# [Problem to solve]
Pick out each line in these entries that contains the string "page".

# [Provided information]

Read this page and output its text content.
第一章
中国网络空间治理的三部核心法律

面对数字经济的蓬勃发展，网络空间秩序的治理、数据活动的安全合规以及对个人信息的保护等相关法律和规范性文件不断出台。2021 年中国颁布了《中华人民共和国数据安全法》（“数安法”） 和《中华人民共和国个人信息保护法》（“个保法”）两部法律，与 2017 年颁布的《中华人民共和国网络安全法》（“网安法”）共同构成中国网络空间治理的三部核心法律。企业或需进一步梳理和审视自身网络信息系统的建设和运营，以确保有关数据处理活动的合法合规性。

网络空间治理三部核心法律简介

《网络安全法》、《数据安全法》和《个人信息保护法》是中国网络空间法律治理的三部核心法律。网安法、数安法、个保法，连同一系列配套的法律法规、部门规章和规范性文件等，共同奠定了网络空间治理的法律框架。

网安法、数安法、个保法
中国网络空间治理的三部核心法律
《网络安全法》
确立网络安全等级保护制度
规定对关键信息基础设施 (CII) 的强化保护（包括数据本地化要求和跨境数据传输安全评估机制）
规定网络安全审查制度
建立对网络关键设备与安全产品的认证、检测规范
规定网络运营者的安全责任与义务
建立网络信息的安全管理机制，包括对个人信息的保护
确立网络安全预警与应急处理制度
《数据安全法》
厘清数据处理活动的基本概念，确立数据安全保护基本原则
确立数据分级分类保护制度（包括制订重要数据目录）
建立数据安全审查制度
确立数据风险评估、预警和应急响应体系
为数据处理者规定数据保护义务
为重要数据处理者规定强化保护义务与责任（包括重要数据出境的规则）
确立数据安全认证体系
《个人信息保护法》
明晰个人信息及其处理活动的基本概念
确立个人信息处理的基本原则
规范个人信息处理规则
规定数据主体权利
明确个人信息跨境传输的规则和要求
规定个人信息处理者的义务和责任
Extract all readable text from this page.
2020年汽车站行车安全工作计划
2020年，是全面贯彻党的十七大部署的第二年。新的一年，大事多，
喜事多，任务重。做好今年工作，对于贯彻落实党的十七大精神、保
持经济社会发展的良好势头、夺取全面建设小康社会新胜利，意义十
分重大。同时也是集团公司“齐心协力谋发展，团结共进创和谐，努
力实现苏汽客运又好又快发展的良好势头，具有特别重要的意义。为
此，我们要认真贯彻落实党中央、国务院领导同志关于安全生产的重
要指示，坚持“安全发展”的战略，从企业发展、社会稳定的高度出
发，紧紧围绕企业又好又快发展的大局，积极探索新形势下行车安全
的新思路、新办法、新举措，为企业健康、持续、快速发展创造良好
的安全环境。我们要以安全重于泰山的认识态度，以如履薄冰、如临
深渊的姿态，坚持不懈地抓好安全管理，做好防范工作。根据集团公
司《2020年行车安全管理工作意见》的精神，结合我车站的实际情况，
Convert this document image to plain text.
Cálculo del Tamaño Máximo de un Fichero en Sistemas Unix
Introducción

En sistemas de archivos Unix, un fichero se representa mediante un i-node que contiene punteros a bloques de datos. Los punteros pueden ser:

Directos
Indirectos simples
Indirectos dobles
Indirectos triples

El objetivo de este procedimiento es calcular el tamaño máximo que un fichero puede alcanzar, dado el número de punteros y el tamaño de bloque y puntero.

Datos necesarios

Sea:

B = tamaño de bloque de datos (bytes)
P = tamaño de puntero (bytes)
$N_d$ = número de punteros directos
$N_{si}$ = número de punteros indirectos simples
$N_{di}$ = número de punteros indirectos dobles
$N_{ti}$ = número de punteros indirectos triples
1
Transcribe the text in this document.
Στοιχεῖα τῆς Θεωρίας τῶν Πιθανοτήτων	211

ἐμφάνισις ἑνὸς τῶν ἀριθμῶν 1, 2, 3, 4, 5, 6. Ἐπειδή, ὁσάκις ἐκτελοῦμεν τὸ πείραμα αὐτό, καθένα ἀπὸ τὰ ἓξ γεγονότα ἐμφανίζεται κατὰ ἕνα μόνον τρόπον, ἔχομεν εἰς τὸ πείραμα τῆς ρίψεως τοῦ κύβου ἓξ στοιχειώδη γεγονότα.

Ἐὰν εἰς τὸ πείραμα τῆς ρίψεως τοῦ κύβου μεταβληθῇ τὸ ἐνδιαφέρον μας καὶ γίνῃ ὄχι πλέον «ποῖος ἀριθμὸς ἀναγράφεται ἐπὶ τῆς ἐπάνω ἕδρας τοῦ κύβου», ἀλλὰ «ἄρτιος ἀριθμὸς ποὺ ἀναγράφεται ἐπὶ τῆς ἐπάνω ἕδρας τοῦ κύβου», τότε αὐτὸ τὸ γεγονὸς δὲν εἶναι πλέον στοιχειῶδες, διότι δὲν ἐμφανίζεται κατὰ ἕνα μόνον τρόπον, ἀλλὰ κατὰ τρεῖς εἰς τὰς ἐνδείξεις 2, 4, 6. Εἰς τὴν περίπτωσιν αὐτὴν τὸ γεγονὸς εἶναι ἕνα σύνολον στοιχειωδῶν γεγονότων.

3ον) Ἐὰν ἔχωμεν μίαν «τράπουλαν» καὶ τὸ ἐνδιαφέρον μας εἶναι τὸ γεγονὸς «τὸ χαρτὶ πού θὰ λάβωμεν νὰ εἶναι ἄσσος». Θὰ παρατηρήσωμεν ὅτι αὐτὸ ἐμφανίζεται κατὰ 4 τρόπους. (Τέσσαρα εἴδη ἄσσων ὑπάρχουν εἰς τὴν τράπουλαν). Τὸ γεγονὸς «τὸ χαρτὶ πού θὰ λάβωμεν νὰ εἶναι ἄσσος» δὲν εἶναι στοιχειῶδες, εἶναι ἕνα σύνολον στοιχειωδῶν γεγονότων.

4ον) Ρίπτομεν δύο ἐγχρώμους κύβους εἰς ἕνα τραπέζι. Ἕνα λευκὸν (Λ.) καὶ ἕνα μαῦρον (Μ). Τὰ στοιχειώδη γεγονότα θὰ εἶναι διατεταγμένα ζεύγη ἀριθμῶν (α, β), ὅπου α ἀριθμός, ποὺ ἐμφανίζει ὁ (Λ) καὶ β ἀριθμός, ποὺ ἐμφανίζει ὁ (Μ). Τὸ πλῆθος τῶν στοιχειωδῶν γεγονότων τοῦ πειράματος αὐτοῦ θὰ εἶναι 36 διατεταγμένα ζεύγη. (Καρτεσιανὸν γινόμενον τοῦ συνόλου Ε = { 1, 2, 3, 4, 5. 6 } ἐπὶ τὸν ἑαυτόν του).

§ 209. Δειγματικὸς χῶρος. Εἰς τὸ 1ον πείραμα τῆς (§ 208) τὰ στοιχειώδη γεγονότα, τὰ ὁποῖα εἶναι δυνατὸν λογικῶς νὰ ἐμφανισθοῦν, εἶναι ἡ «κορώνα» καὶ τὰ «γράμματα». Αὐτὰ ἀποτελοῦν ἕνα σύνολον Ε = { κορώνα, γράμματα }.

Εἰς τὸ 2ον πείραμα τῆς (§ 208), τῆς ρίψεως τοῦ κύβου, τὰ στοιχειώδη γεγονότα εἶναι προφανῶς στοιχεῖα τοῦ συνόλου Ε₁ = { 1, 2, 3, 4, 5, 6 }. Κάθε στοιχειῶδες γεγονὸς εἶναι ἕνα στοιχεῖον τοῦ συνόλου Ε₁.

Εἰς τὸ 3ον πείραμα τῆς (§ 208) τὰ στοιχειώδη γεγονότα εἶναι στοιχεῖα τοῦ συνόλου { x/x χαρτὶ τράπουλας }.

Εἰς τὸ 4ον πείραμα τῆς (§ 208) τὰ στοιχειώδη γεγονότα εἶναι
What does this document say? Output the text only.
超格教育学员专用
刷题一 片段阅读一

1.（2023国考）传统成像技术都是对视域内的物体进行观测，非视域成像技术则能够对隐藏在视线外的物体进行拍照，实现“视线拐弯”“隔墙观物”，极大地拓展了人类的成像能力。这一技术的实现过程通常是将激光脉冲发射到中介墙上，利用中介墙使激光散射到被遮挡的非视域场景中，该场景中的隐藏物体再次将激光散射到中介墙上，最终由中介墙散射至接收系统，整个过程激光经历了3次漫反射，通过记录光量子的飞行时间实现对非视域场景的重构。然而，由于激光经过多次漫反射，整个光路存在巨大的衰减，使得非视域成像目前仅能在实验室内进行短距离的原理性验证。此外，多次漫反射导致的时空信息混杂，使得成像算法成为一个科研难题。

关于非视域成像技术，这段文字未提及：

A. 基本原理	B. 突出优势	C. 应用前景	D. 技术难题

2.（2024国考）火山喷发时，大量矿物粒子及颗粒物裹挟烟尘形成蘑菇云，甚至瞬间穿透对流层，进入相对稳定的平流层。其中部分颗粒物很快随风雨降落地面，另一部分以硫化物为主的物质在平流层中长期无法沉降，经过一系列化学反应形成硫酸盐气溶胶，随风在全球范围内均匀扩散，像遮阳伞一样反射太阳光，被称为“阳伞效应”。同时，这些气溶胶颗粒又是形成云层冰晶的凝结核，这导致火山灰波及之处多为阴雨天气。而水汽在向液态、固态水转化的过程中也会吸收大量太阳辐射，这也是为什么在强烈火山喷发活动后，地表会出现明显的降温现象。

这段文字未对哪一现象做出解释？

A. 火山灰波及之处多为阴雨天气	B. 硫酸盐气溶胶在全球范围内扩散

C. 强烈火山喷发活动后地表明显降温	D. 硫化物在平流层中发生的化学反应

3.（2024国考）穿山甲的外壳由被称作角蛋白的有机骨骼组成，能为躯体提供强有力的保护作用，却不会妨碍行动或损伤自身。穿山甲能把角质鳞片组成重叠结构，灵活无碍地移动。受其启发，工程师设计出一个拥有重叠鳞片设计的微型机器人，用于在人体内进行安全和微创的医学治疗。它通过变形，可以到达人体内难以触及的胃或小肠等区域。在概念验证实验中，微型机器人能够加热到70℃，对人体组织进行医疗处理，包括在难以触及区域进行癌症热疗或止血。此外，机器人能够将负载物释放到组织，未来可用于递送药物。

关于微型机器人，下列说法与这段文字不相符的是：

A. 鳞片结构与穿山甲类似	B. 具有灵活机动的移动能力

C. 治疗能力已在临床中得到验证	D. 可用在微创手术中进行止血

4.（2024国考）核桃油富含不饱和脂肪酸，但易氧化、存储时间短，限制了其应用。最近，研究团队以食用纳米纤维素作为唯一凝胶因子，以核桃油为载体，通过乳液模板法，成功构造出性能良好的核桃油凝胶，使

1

# [Problem solution]
Read this page and output its text content.
Extract all readable text from this page.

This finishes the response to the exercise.